◆ **Stated problem**:
Filter the data for lines with the word "جبار", then copy every line so identified.

Collection entries:
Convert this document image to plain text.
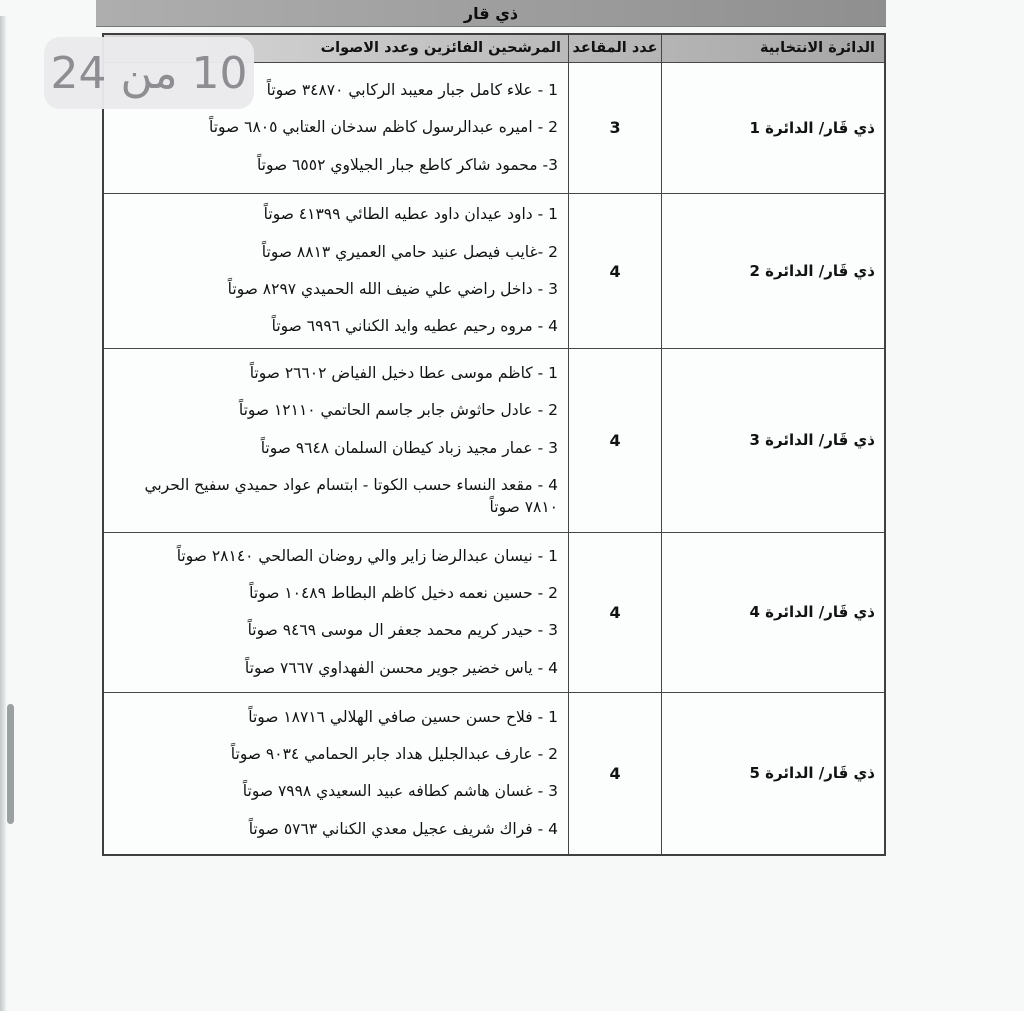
ذي قار
الدائرة الانتخابية
عدد المقاعد
المرشحين الفائزين وعدد الاصوات
ذي قَار/ الدائرة 1
3
1 - علاء كامل جبار معيبد الركابي ٣٤٨٧٠ صوتاً
2 - اميره عبدالرسول كاظم سدخان العتابي ٦٨٠٥ صوتاً
3- محمود شاكر كاطع جبار الجيلاوي ٦٥٥٢ صوتاً
ذي قَار/ الدائرة 2
4
1 - داود عيدان داود عطيه الطائي ٤١٣٩٩ صوتاً
2 -غايب فيصل عنيد حامي العميري ٨٨١٣ صوتاً
3 - داخل راضي علي ضيف الله الحميدي ٨٢٩٧ صوتاً
4 - مروه رحيم عطيه وايد الكناني ٦٩٩٦ صوتاً
ذي قَار/ الدائرة 3
4
1 - كاظم موسى عطا دخيل الفياض ٢٦٦٠٢ صوتاً
2 - عادل حاثوش جابر جاسم الحاتمي ١٢١١٠ صوتاً
3 - عمار مجيد زباد كيطان السلمان ٩٦٤٨ صوتاً
4 - مقعد النساء حسب الكوتا - ابتسام عواد حميدي سفيح الحربي ٧٨١٠ صوتاً
ذي قَار/ الدائرة 4
4
1 - نيسان عبدالرضا زاير والي روضان الصالحي ٢٨١٤٠ صوتاً
2 - حسين نعمه دخيل كاظم البطاط ١٠٤٨٩ صوتاً
3 - حيدر كريم محمد جعفر ال موسى ٩٤٦٩ صوتاً
4 - ياس خضير جوير محسن الفهداوي ٧٦٦٧ صوتاً
ذي قَار/ الدائرة 5
4
1 - فلاح حسن حسين صافي الهلالي ١٨٧١٦ صوتاً
2 - عارف عبدالجليل هداد جابر الحمامي ٩٠٣٤ صوتاً
3 - غسان هاشم كطافه عبيد السعيدي ٧٩٩٨ صوتاً
4 - فراك شريف عجيل معدي الكناني ٥٧٦٣ صوتاً
10 من 24
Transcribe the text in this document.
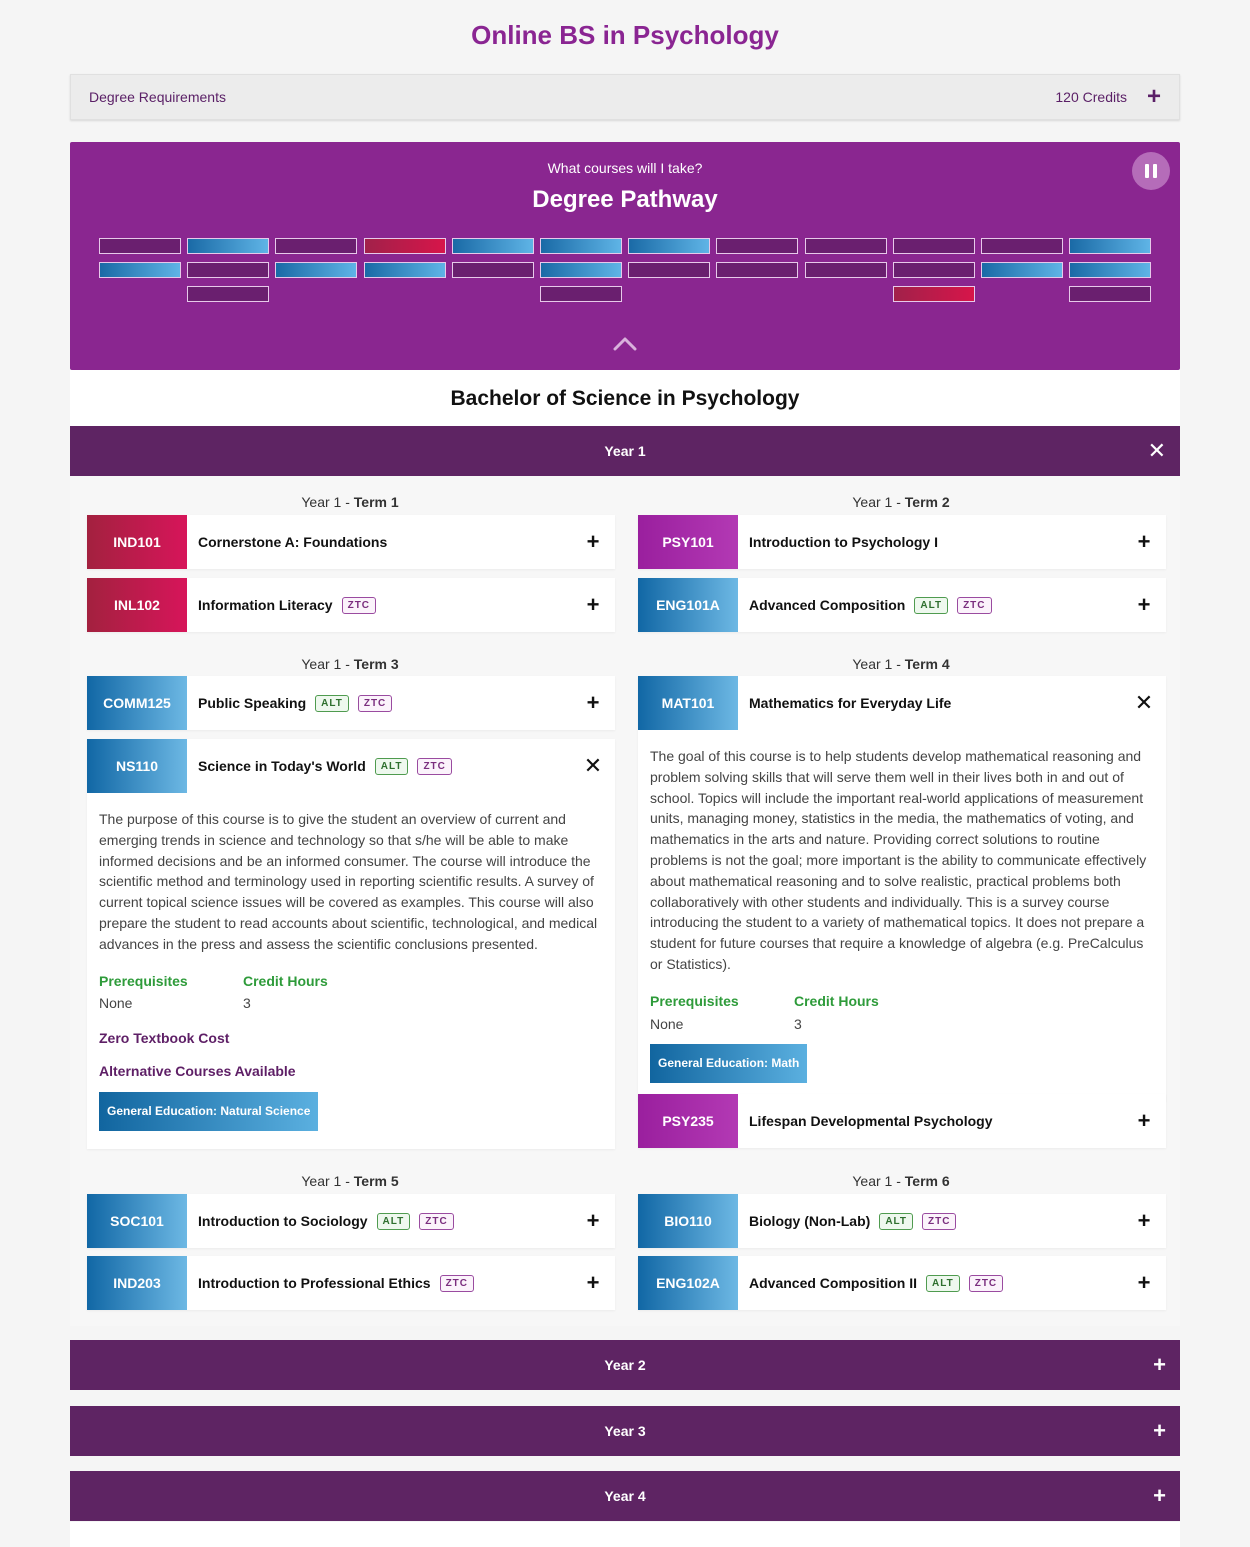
Online BS in Psychology
Degree Requirements	120 Credits +
What courses will I take?
Degree Pathway
Bachelor of Science in Psychology
Year 1	✕
Year 1 - Term 1
IND101	Cornerstone A: Foundations	+
INL102	Information Literacy	ZTC	+
Year 1 - Term 2
PSY101	Introduction to Psychology I	+
ENG101A	Advanced Composition	ALT	ZTC	+
Year 1 - Term 3
COMM125	Public Speaking	ALT	ZTC	+
NS110	Science in Today's World	ALT	ZTC	✕
The purpose of this course is to give the student an overview of current and emerging trends in science and technology so that s/he will be able to make informed decisions and be an informed consumer. The course will introduce the scientific method and terminology used in reporting scientific results. A survey of current topical science issues will be covered as examples. This course will also prepare the student to read accounts about scientific, technological, and medical advances in the press and assess the scientific conclusions presented.
Prerequisites
None
Credit Hours
3
Zero Textbook Cost
Alternative Courses Available
General Education: Natural Science
Year 1 - Term 4
MAT101	Mathematics for Everyday Life	✕
The goal of this course is to help students develop mathematical reasoning and problem solving skills that will serve them well in their lives both in and out of school. Topics will include the important real-world applications of measurement units, managing money, statistics in the media, the mathematics of voting, and mathematics in the arts and nature. Providing correct solutions to routine problems is not the goal; more important is the ability to communicate effectively about mathematical reasoning and to solve realistic, practical problems both collaboratively with other students and individually. This is a survey course introducing the student to a variety of mathematical topics. It does not prepare a student for future courses that require a knowledge of algebra (e.g. PreCalculus or Statistics).
Prerequisites
None
Credit Hours
3
General Education: Math
PSY235	Lifespan Developmental Psychology	+
Year 1 - Term 5
SOC101	Introduction to Sociology	ALT	ZTC	+
IND203	Introduction to Professional Ethics	ZTC	+
Year 1 - Term 6
BIO110	Biology (Non-Lab)	ALT	ZTC	+
ENG102A	Advanced Composition II	ALT	ZTC	+
Year 2	+
Year 3	+
Year 4	+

◆ **Written response**:
1 - علاء كامل جبار معيبد الركابي ٣٤٨٧٠ صوتاً
3- محمود شاكر كاطع جبار الجيلاوي ٦٥٥٢ صوتاً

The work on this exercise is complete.